Stored data:
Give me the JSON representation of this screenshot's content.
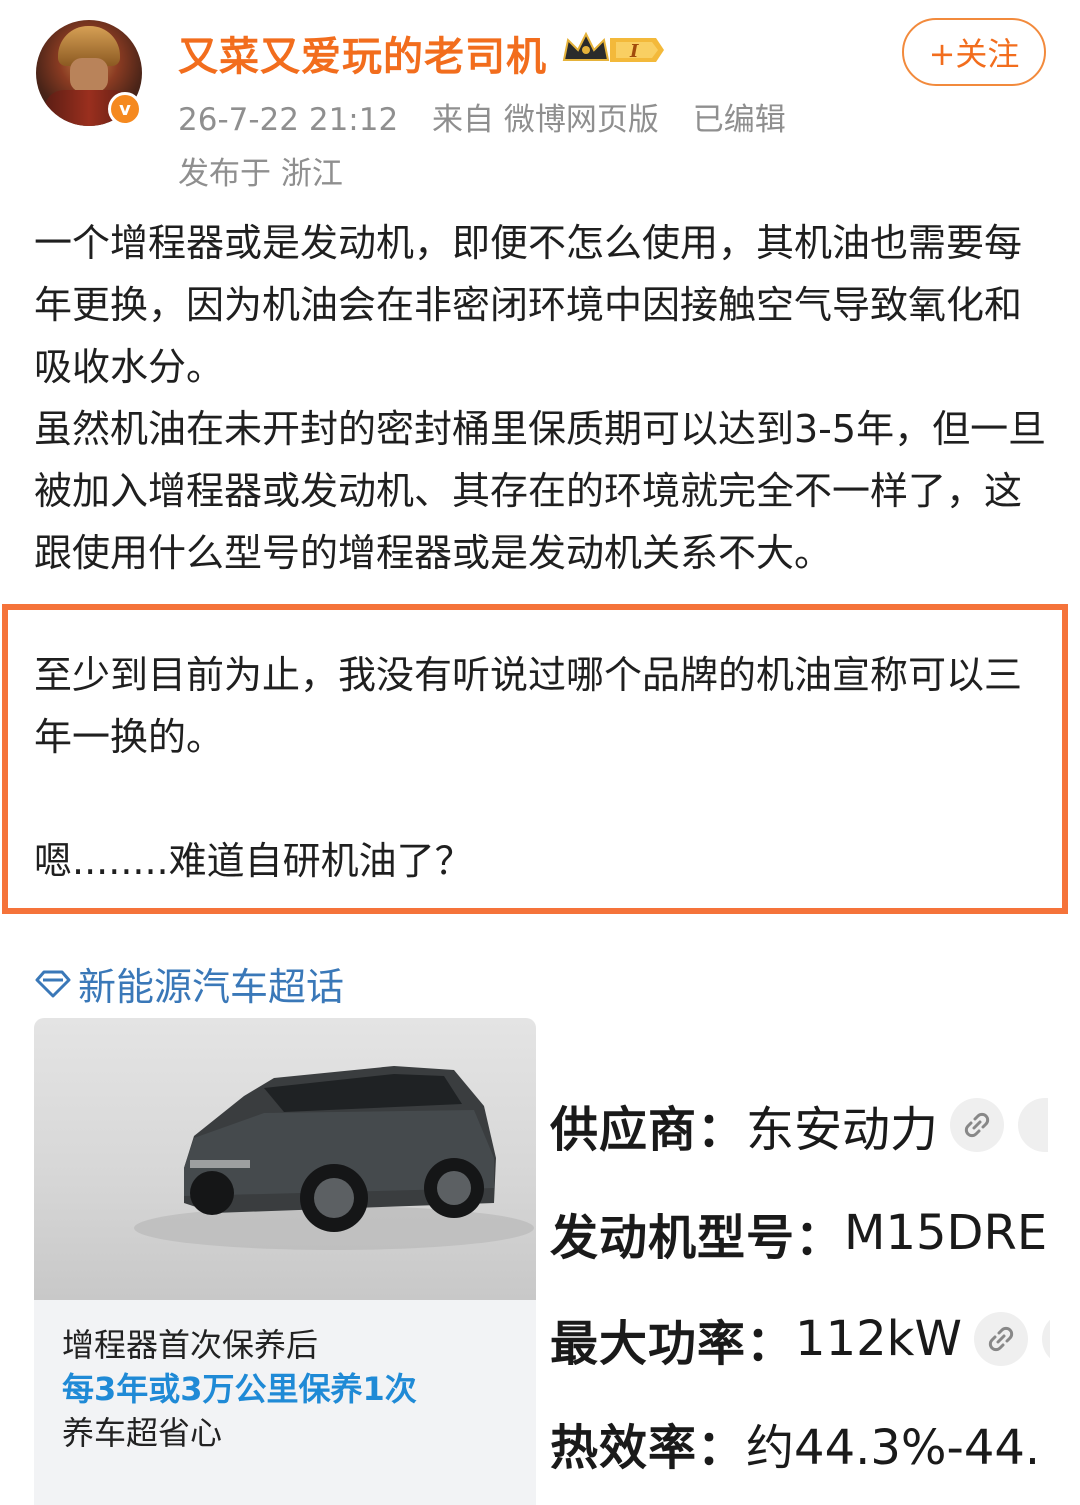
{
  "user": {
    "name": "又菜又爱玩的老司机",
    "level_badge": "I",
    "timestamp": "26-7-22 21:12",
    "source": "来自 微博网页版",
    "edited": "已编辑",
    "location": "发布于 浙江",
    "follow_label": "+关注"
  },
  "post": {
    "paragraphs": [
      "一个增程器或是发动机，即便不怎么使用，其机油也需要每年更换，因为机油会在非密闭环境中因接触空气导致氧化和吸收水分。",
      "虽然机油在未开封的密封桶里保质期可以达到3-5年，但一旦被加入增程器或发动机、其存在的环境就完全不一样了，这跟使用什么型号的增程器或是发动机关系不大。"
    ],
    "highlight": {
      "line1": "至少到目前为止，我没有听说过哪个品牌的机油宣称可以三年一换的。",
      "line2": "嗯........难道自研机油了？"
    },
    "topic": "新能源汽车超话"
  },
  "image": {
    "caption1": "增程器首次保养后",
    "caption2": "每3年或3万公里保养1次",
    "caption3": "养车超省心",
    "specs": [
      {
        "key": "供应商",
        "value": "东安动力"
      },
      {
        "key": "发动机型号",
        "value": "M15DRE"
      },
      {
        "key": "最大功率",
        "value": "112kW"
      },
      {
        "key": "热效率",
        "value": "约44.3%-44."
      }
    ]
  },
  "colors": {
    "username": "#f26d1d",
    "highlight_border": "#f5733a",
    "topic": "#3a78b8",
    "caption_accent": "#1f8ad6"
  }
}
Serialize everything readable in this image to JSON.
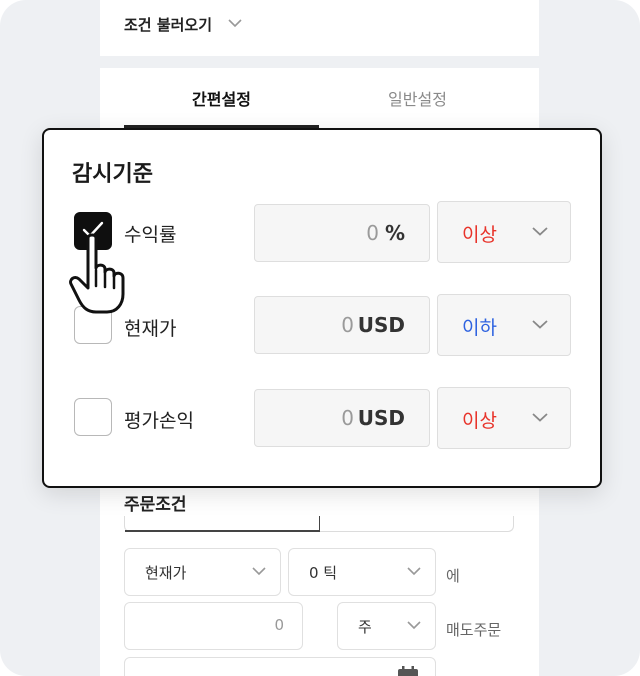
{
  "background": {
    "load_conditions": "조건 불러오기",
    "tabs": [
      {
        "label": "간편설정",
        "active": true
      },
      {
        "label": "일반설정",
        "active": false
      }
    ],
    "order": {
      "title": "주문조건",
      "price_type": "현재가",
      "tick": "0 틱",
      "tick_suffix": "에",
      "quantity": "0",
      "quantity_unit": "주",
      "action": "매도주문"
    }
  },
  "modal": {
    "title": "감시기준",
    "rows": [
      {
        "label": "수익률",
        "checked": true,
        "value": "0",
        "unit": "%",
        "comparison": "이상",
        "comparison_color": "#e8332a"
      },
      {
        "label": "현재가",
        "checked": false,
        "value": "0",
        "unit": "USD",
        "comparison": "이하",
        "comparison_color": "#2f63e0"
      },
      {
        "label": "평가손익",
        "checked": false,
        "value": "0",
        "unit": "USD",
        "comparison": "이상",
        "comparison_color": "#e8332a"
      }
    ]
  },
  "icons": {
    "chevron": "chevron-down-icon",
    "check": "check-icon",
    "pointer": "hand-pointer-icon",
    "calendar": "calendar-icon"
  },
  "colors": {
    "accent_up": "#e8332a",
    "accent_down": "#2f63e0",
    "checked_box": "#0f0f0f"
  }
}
---
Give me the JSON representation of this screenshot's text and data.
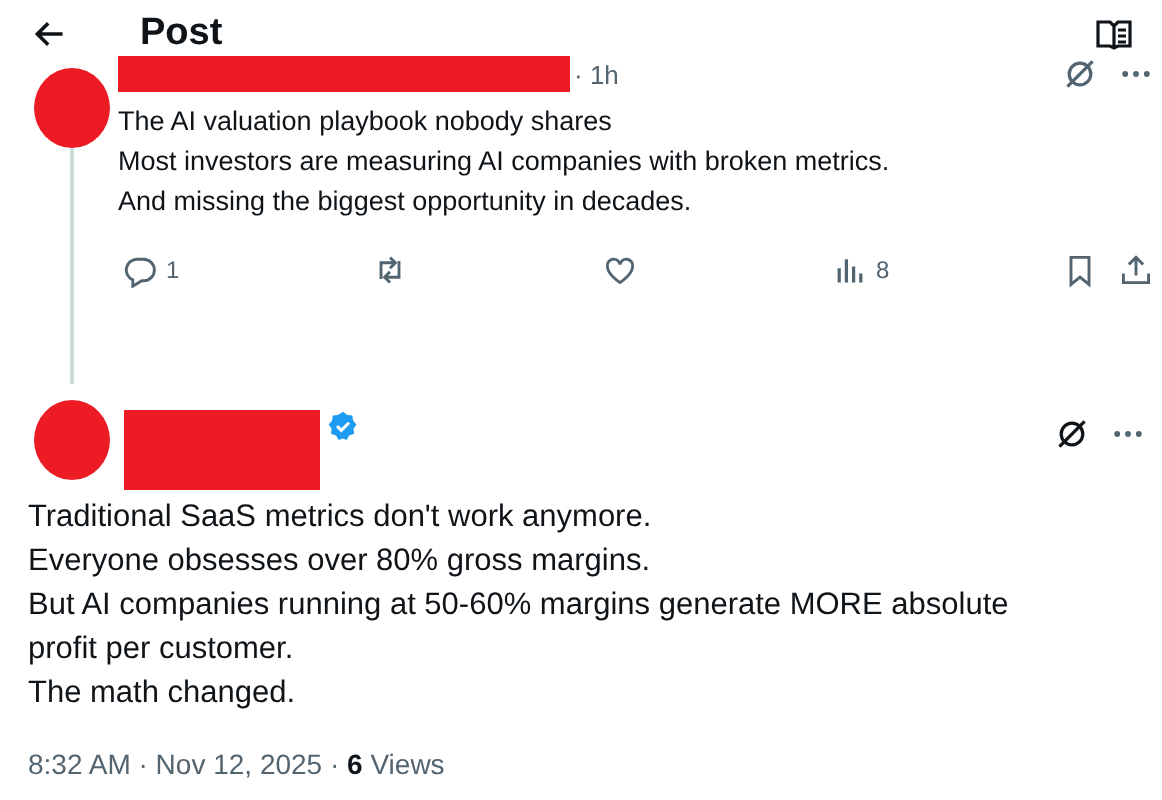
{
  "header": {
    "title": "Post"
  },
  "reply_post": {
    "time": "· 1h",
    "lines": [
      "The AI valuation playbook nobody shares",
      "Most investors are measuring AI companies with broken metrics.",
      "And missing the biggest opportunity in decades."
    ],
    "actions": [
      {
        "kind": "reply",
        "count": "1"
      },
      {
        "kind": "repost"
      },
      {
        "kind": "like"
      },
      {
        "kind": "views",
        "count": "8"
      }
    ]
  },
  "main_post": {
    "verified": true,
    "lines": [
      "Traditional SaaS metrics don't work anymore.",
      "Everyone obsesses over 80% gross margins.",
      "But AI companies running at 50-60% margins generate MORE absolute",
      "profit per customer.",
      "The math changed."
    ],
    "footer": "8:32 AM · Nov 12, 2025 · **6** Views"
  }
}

■ WHAT TO DO ■
From the listing above, collect every line that mentions the word "companies".

■ FULL SOLUTION ■
      "Most investors are measuring AI companies with broken metrics.",
      "But AI companies running at 50-60% margins generate MORE absolute",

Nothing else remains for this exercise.